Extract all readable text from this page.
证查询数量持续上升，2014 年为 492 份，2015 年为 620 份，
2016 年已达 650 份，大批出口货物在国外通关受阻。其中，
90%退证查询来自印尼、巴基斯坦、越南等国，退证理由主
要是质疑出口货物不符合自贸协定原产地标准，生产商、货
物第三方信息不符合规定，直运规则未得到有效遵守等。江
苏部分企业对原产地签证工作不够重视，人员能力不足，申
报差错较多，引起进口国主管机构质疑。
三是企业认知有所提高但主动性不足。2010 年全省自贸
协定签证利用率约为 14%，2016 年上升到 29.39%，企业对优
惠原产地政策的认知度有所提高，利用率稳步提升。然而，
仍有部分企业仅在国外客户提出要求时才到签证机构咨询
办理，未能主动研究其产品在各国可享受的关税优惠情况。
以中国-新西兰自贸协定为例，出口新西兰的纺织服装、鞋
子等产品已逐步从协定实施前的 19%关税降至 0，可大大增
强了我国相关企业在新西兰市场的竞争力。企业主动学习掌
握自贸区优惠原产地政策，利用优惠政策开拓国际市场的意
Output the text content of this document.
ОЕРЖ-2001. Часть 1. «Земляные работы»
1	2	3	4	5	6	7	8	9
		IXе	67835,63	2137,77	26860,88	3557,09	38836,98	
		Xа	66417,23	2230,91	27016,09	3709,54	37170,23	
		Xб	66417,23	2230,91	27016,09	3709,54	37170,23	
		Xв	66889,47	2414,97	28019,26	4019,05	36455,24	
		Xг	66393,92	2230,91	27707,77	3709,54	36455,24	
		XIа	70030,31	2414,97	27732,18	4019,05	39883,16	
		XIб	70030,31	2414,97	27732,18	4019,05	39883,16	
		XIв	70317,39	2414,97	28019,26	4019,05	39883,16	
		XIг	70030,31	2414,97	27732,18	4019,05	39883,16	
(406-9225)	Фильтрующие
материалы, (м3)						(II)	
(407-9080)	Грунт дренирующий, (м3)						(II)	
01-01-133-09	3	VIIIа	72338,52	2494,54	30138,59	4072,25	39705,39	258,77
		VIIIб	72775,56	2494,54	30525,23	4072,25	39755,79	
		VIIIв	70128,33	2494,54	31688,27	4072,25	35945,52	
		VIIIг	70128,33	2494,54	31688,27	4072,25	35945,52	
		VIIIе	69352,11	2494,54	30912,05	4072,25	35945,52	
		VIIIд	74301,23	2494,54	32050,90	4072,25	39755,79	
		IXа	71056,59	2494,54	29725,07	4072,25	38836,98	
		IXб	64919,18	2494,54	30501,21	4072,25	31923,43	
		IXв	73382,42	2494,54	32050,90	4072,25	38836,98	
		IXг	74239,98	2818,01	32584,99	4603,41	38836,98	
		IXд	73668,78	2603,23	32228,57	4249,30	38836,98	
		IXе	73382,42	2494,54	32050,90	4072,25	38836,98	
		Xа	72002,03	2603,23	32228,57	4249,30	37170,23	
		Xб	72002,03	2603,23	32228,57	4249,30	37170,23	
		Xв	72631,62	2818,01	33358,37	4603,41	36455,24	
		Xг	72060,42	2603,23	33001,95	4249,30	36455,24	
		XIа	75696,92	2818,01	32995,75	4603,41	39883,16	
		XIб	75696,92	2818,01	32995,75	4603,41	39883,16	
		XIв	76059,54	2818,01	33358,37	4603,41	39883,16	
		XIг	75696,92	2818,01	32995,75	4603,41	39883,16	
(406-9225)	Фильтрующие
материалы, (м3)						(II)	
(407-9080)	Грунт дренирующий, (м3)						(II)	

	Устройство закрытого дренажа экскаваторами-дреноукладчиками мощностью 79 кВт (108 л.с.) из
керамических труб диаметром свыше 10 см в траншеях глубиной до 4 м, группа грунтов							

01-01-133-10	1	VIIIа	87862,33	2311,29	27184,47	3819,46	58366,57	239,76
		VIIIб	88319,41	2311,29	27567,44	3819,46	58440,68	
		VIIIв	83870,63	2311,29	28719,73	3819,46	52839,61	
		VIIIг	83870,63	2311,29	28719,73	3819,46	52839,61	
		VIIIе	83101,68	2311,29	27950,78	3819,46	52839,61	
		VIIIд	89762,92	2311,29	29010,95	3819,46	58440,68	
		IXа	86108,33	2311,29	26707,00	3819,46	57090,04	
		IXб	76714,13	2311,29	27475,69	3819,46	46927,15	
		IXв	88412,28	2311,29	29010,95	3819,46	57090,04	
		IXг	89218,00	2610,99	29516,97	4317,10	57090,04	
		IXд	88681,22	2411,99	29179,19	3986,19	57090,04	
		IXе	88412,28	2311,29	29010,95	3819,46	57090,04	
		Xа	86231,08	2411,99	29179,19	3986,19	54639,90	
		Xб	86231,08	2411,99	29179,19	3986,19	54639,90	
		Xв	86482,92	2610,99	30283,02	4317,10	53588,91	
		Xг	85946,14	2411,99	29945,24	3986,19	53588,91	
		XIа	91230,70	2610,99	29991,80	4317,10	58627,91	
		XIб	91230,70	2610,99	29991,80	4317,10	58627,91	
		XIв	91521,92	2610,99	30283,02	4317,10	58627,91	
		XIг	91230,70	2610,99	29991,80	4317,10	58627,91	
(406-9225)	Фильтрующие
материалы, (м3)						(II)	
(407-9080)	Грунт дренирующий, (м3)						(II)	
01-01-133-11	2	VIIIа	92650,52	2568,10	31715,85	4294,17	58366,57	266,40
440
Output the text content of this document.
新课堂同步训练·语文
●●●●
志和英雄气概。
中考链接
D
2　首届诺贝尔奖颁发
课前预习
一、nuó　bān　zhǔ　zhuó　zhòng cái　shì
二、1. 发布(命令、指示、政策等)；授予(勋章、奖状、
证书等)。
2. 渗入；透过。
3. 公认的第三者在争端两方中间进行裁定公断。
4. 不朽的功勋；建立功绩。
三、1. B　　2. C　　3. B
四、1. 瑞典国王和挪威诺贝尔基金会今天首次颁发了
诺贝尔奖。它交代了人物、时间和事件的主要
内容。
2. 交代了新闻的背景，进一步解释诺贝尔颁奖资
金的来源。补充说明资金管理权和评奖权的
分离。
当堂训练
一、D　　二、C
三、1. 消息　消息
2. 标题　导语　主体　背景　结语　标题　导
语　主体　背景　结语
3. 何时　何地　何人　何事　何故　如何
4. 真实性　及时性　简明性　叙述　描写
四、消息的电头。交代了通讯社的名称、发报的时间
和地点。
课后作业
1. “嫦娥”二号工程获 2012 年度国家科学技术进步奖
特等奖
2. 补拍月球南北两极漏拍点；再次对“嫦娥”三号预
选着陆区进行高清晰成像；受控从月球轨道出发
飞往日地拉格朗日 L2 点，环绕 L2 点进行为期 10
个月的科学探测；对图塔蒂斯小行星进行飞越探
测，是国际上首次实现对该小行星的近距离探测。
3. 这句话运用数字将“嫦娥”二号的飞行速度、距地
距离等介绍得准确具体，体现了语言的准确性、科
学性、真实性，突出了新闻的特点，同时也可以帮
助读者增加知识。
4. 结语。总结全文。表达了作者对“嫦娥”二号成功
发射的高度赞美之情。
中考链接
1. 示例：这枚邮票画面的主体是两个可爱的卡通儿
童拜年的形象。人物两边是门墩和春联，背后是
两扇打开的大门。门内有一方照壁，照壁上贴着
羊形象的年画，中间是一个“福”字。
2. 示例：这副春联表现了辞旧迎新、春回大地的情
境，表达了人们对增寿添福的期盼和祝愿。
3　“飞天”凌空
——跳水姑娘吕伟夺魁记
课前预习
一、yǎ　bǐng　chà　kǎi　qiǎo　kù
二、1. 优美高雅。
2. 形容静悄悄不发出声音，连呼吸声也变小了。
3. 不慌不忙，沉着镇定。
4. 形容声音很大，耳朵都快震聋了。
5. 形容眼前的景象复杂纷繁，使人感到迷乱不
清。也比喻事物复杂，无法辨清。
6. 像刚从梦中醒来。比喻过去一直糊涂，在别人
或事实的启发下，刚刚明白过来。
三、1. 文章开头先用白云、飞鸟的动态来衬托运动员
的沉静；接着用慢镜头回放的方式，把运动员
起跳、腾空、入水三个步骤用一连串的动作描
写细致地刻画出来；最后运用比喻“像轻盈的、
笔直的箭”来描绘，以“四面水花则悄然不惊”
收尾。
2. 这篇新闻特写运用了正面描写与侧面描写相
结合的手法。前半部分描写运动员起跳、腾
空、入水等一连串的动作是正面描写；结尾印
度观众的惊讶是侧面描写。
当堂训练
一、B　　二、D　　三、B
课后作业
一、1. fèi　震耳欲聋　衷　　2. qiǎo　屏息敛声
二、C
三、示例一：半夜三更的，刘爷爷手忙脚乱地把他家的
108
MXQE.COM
=-=-=-=-=
WORK TO DO: Work out the number of lines in this listing that include the word "VIIIг". Reply with that number only.

FULL RESPONSE: 2